======== DATA EXTRACT ========

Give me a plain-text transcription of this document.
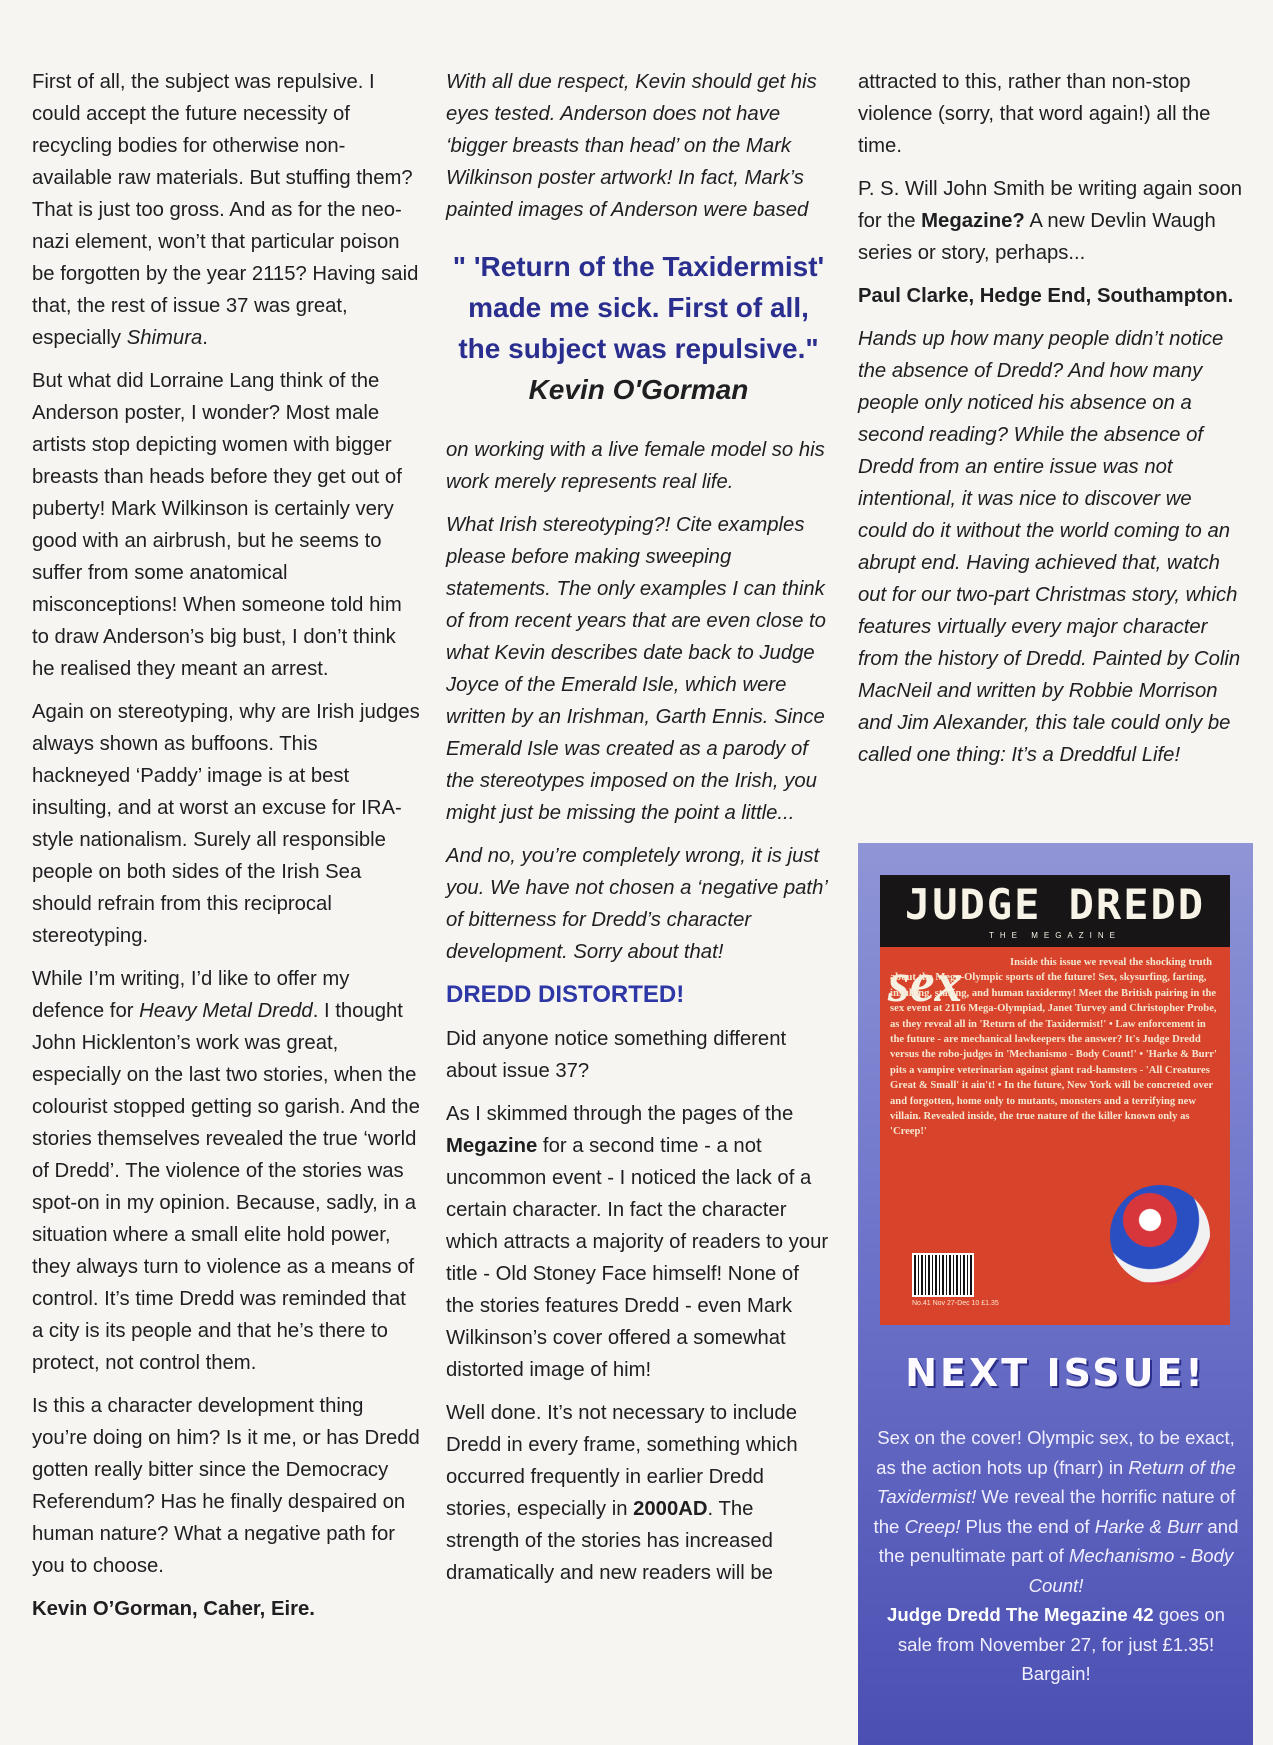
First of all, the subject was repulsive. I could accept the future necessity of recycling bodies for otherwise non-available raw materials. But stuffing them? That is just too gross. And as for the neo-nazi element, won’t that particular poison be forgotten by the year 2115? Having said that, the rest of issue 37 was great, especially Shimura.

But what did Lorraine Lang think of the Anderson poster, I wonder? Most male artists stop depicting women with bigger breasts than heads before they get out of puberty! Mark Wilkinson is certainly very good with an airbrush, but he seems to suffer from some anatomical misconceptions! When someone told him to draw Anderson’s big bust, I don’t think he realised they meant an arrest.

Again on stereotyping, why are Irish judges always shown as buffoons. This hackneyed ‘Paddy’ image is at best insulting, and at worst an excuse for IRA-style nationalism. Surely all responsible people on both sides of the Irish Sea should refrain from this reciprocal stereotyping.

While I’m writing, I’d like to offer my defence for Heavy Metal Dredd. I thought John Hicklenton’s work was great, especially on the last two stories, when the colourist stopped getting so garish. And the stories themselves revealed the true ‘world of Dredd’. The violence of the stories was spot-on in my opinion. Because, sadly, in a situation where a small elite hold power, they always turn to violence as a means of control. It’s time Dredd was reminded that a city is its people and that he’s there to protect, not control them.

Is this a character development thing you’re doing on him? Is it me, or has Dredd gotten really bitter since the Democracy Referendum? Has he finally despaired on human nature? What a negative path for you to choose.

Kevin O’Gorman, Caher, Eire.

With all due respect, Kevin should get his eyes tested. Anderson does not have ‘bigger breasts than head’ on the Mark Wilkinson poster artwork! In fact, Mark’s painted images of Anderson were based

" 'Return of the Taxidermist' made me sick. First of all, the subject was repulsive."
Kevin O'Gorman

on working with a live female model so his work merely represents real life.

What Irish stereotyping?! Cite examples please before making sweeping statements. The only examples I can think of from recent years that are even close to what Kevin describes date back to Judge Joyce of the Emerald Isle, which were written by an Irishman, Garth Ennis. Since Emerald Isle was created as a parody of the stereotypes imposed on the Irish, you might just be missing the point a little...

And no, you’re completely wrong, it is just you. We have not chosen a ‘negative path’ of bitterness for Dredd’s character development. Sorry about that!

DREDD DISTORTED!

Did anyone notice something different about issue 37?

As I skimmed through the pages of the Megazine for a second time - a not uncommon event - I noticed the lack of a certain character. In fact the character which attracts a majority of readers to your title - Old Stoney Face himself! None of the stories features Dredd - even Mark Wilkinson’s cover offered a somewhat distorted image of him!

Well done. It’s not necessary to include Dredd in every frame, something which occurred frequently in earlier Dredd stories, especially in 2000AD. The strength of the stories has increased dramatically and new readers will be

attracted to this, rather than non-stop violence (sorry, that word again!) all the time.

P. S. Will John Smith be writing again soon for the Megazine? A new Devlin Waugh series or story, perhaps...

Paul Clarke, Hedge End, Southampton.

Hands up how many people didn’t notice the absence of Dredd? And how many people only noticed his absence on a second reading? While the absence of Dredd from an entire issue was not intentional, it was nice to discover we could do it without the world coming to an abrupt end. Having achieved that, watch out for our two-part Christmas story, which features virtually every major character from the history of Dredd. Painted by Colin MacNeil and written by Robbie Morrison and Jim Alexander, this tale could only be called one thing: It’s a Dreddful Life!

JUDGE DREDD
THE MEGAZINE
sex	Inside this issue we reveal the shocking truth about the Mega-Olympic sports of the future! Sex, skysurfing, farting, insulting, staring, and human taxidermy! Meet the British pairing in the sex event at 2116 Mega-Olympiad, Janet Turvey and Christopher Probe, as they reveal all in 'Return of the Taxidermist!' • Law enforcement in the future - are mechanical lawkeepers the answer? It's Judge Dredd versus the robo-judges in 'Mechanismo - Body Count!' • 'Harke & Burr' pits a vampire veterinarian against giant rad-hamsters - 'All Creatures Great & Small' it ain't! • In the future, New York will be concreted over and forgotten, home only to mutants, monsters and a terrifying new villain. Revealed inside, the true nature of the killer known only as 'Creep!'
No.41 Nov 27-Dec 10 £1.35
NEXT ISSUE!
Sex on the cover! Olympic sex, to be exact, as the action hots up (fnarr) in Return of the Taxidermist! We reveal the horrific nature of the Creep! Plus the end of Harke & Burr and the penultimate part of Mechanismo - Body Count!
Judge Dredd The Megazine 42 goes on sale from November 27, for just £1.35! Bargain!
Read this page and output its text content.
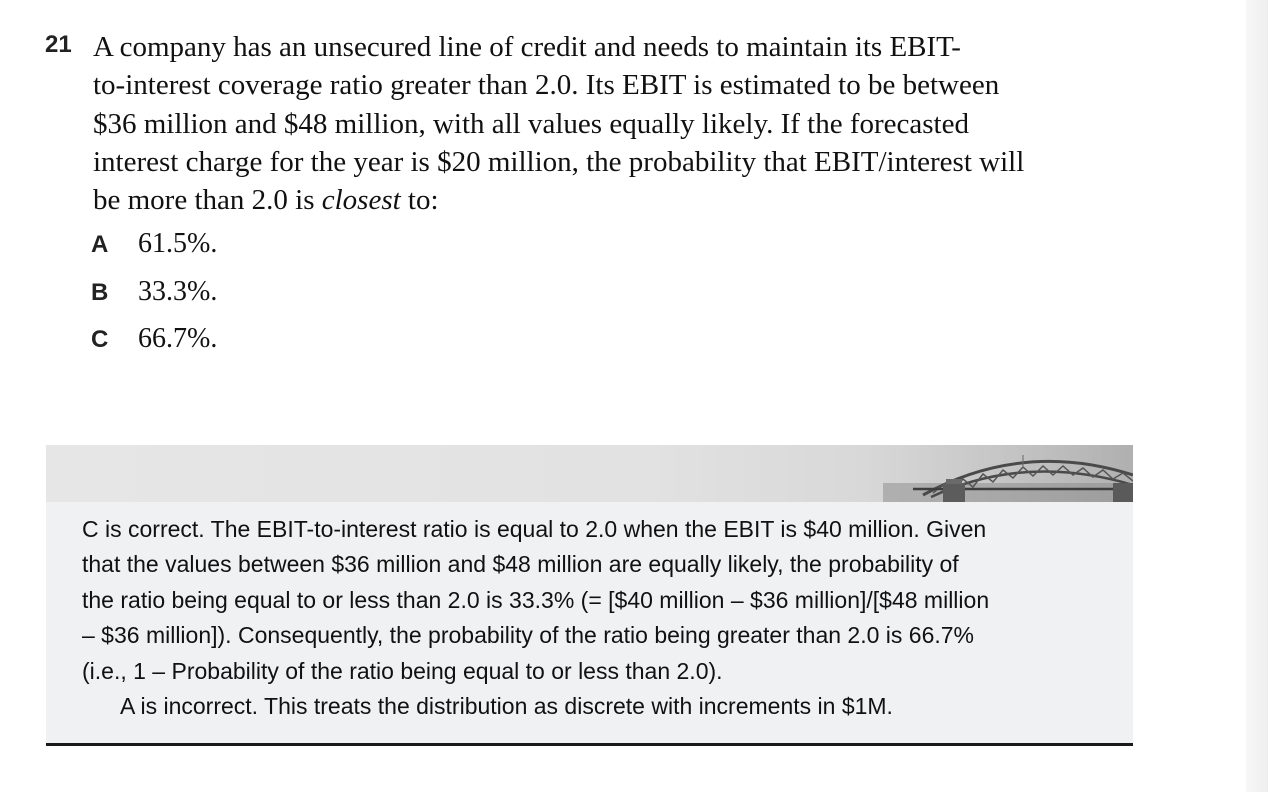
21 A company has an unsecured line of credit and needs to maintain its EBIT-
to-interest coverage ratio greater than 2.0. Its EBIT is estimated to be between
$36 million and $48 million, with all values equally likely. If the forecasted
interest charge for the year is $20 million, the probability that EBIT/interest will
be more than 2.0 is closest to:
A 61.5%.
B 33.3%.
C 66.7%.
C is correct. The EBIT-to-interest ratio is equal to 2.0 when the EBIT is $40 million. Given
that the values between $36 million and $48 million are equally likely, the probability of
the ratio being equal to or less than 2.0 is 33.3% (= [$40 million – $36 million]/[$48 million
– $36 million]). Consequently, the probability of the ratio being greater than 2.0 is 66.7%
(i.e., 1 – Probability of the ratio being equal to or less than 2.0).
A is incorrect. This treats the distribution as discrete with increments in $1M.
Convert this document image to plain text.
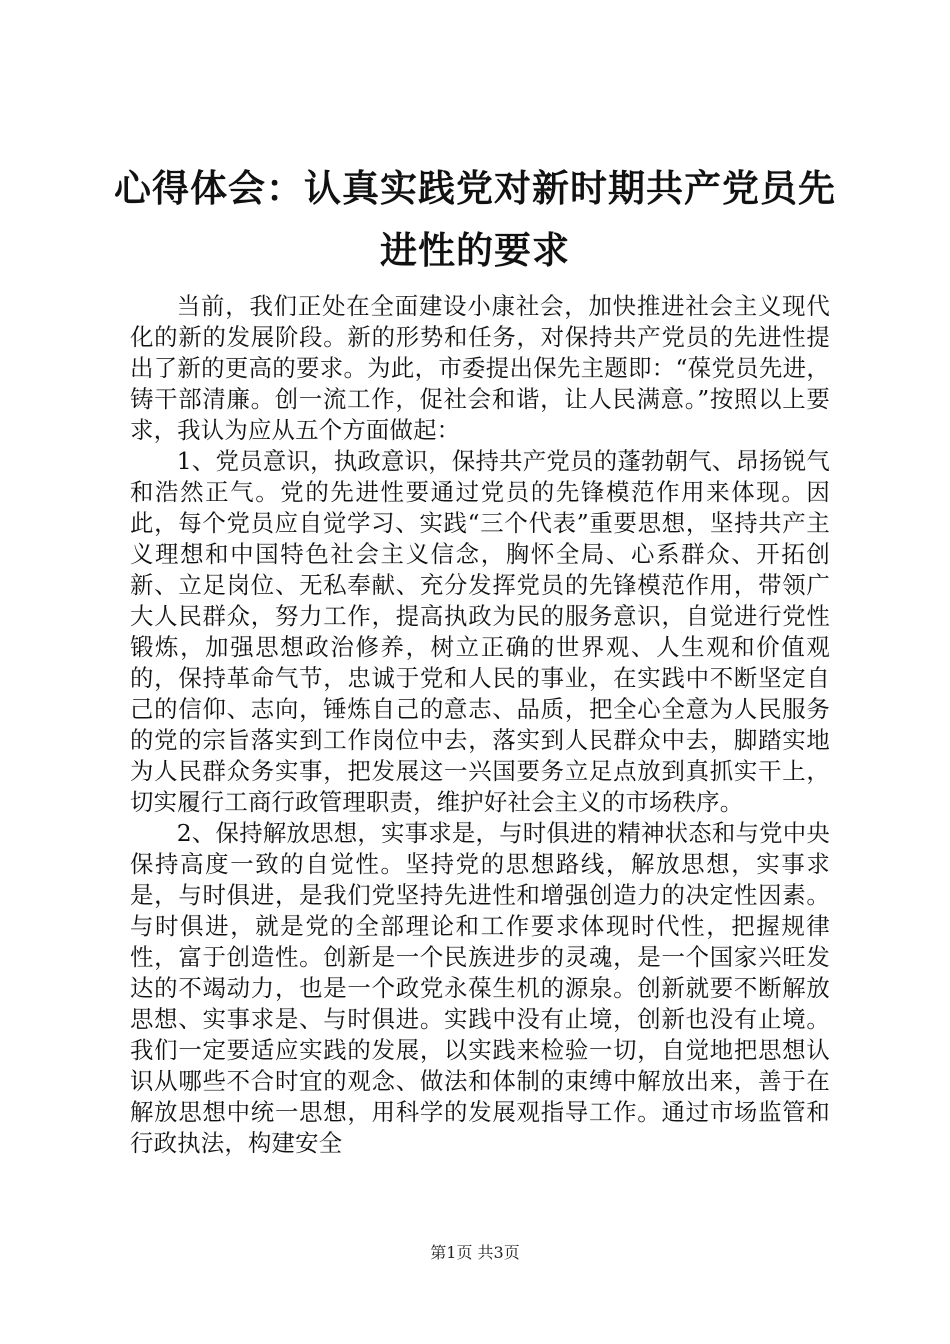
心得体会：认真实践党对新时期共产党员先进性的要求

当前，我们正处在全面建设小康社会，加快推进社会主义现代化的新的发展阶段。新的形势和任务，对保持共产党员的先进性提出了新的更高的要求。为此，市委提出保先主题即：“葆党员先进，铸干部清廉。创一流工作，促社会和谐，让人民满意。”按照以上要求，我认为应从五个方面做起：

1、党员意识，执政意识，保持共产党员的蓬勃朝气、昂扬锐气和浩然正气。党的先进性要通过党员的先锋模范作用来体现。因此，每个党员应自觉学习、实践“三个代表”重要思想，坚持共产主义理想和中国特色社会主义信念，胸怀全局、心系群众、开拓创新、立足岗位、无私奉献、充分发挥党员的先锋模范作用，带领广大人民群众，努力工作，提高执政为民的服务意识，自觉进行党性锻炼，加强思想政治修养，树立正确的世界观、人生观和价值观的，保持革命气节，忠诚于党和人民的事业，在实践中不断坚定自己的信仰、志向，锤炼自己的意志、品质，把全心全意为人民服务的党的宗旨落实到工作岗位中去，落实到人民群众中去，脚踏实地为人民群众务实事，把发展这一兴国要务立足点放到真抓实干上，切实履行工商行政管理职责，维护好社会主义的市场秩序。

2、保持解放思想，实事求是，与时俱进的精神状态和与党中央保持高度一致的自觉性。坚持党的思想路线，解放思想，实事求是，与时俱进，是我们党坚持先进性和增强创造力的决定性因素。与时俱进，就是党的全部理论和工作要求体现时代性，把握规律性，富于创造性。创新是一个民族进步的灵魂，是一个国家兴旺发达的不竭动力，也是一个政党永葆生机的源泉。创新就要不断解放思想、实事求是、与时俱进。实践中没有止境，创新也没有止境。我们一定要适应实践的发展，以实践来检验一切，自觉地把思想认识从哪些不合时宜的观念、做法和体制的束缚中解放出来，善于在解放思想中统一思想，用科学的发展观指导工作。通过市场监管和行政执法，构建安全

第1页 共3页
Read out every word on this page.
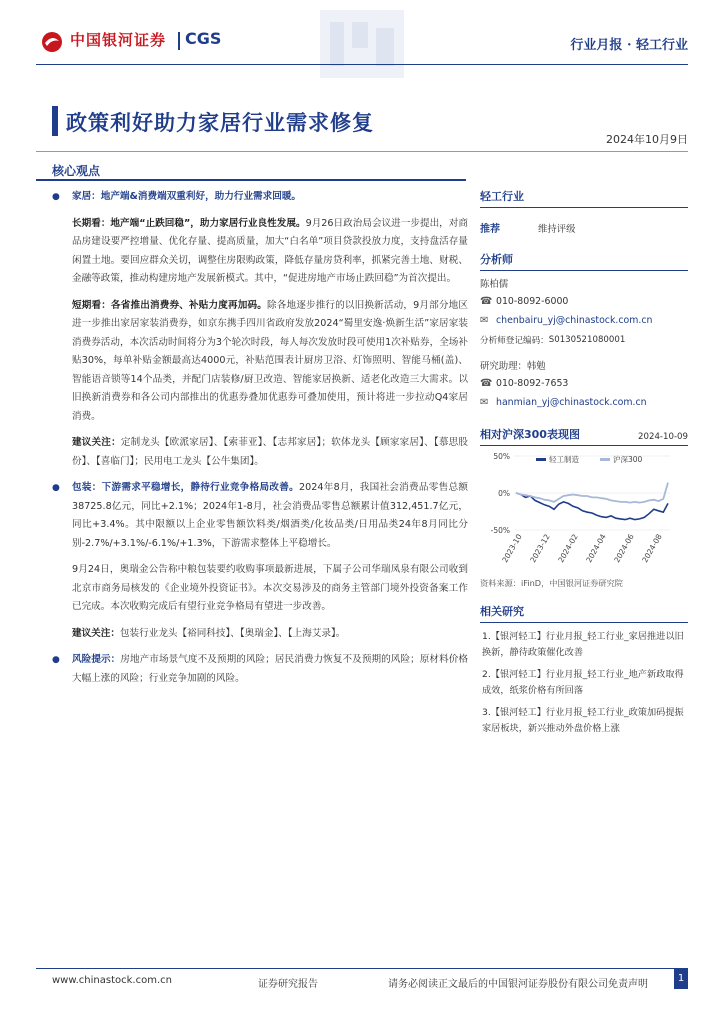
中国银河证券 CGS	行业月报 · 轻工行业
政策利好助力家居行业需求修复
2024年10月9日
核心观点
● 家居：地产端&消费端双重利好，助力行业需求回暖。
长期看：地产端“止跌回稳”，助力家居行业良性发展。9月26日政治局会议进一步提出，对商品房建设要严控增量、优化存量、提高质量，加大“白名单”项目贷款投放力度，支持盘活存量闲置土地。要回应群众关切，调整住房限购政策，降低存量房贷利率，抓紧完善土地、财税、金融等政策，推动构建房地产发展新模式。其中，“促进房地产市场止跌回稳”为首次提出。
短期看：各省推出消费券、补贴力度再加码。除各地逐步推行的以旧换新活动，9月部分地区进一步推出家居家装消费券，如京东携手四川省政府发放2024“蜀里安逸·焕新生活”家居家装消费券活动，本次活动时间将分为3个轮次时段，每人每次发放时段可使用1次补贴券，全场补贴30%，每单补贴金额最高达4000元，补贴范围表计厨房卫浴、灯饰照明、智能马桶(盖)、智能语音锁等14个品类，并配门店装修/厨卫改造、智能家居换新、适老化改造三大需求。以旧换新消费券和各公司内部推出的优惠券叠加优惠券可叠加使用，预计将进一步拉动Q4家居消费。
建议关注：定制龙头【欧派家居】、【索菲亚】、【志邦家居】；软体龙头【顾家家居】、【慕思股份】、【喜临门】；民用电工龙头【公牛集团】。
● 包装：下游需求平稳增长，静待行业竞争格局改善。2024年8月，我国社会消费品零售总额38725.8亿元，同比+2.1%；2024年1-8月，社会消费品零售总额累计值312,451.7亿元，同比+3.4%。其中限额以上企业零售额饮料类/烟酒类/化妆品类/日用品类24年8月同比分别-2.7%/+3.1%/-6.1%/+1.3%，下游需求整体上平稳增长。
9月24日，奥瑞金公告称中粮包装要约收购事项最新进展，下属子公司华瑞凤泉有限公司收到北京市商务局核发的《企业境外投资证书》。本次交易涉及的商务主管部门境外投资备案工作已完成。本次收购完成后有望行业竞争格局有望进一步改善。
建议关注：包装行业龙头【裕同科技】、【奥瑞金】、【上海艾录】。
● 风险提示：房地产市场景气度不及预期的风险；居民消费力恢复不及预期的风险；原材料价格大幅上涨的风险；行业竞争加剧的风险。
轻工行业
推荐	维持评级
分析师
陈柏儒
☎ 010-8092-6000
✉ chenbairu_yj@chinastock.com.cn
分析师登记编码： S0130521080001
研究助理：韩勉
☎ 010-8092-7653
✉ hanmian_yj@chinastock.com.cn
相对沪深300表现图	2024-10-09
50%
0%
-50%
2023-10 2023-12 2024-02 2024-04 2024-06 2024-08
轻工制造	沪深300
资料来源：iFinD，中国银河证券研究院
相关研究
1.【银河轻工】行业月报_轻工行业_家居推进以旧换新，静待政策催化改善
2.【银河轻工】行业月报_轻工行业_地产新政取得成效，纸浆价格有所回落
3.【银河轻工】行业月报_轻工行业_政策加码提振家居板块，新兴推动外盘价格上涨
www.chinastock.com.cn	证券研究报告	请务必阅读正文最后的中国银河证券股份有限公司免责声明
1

========

:: WHAT IS REQUIRED ::
Gather each line in the data that holds the string "greater".

:: TASK SOLUTION ::
to-interest coverage ratio greater than 2.0. Its EBIT is estimated to be between
– $36 million]). Consequently, the probability of the ratio being greater than 2.0 is 66.7%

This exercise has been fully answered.